■ **What is required**:
Determine how many lines of the data below contain "JSON", then give only that number.

++++ The data

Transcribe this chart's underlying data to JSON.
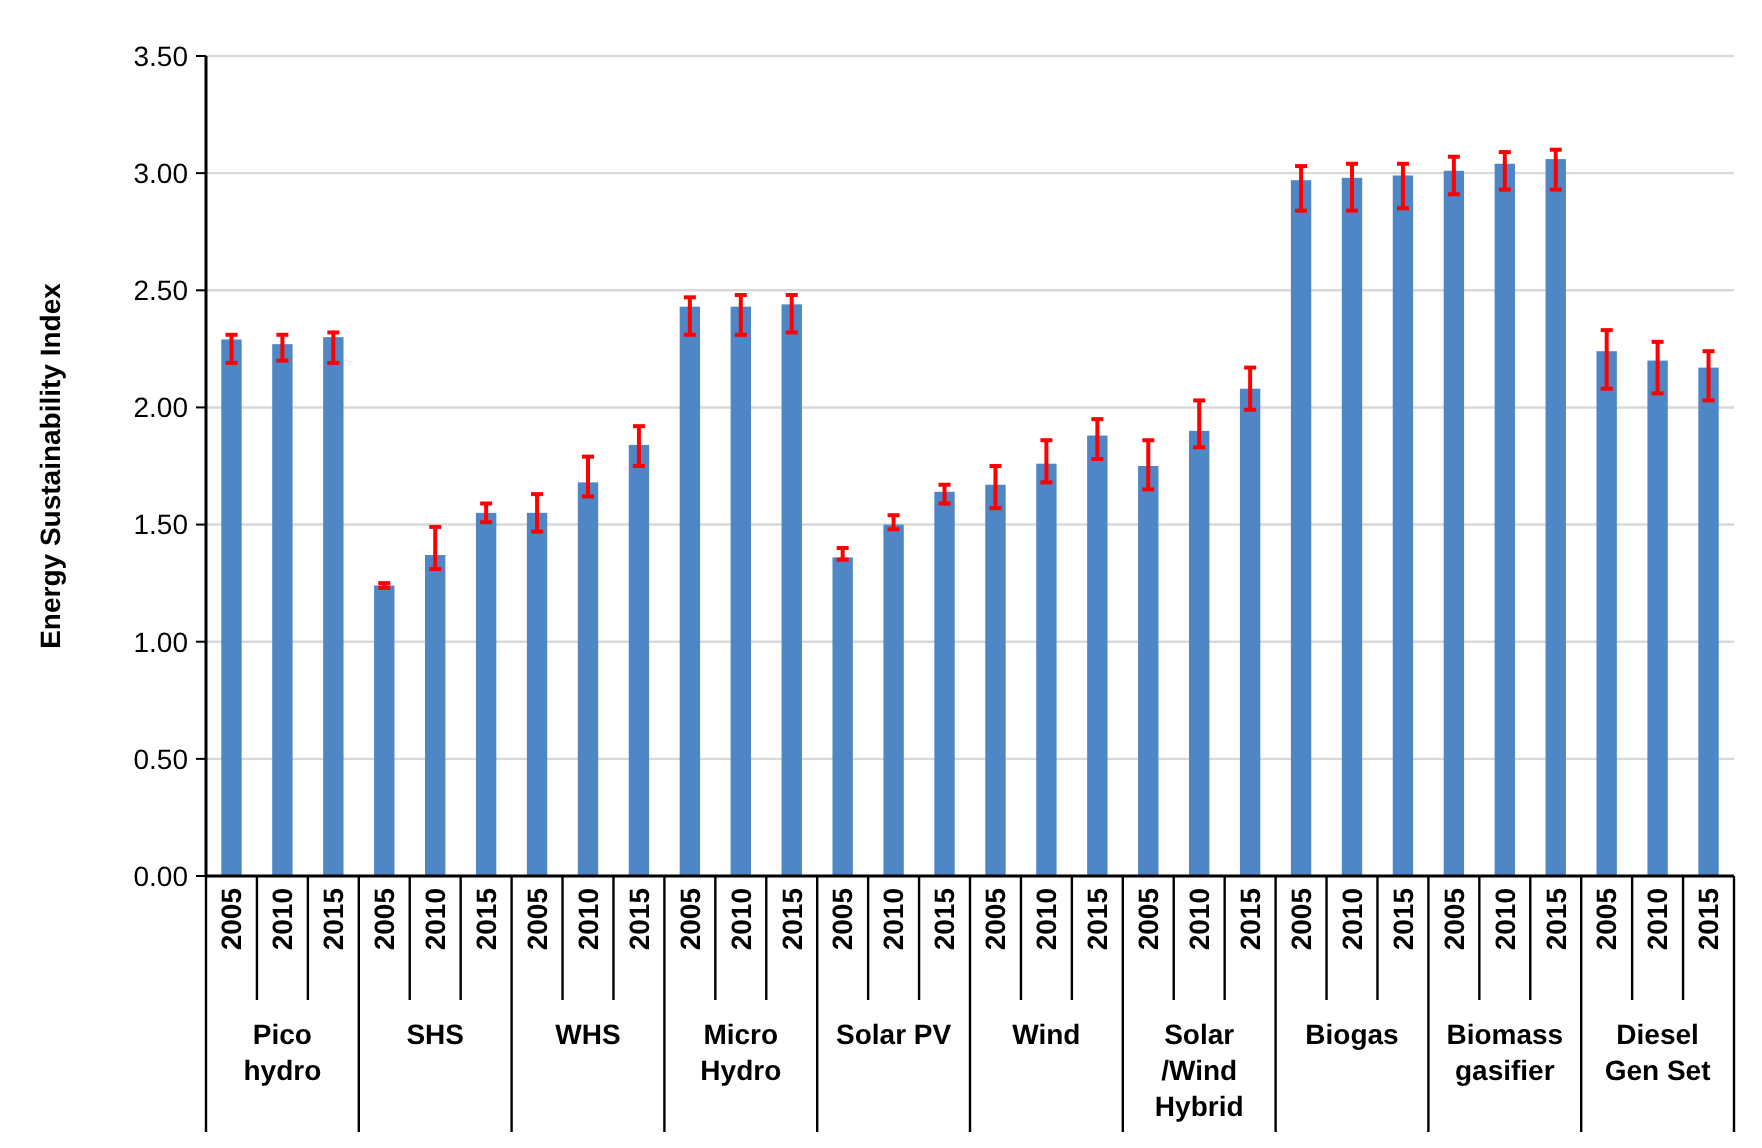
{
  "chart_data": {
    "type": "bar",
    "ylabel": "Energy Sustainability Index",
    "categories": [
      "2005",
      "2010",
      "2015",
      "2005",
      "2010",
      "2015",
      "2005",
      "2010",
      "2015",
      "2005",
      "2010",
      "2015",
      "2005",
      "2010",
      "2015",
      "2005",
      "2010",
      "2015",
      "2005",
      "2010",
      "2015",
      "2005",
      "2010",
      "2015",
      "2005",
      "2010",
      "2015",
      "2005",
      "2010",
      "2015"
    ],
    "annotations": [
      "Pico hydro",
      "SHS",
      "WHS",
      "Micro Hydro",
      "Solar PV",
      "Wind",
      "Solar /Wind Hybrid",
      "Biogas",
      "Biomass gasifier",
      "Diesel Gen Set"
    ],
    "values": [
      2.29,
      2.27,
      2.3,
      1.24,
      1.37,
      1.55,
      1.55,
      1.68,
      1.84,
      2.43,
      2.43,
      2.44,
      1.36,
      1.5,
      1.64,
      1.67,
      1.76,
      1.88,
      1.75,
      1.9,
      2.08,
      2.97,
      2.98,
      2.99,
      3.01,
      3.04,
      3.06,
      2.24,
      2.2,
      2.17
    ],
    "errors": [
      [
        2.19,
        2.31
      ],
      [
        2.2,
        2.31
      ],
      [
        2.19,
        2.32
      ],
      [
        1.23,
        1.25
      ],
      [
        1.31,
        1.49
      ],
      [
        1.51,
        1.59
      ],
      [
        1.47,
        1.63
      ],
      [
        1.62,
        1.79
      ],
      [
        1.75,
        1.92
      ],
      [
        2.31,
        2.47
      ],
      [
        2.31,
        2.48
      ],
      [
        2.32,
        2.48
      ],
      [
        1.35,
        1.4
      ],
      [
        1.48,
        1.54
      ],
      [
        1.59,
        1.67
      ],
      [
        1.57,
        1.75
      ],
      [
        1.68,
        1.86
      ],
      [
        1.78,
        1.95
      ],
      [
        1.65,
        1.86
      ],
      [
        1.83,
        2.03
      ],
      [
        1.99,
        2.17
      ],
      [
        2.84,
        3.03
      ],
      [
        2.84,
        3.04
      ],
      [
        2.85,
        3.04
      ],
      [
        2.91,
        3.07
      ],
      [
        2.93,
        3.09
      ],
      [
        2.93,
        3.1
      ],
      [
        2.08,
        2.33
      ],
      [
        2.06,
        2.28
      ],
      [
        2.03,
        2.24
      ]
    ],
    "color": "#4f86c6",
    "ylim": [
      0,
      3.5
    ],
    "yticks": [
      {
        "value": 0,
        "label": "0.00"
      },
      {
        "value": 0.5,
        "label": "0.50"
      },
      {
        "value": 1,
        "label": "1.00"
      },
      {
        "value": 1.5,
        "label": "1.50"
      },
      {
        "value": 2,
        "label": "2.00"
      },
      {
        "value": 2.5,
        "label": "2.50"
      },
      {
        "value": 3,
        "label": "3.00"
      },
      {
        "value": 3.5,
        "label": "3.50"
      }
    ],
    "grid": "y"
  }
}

++++++++
++++ The data

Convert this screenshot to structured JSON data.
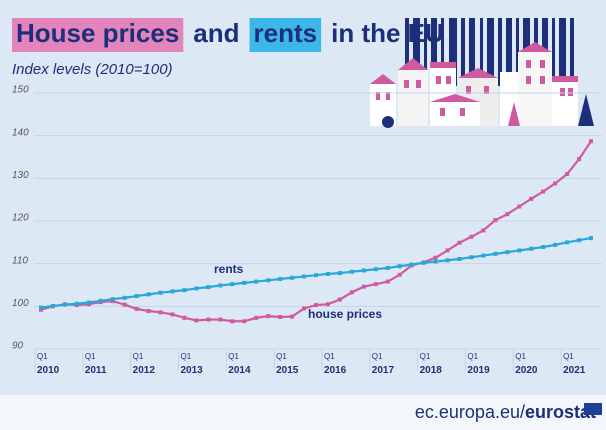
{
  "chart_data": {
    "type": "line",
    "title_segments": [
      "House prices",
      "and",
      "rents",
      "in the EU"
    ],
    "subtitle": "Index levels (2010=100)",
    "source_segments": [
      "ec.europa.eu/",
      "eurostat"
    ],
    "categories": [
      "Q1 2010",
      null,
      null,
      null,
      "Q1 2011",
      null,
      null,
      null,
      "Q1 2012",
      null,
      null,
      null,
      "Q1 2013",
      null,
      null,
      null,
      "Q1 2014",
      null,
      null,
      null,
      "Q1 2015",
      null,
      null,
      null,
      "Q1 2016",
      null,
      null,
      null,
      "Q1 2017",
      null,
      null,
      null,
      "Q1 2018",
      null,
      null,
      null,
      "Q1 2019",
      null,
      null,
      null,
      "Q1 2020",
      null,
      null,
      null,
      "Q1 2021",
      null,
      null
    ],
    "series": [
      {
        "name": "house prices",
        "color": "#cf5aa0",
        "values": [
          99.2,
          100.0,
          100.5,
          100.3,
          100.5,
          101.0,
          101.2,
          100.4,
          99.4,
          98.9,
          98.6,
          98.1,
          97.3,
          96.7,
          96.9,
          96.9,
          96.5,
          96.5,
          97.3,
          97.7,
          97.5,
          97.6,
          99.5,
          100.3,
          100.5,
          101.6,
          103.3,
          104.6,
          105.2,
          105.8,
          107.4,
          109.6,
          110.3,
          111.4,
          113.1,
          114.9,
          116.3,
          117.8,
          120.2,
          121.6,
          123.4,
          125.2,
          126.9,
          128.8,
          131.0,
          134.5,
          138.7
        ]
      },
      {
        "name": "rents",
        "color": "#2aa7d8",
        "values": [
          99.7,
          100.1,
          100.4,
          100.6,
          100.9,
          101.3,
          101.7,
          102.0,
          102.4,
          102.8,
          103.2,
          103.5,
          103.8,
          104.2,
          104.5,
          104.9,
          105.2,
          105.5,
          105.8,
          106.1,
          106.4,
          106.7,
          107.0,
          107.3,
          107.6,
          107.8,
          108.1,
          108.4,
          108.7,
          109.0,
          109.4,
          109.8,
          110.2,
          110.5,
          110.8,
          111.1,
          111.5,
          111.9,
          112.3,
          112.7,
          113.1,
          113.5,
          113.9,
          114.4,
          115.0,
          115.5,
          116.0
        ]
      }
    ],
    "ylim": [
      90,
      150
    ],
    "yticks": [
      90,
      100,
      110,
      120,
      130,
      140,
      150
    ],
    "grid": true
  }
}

++++++++

■ **Exercise solution**:
2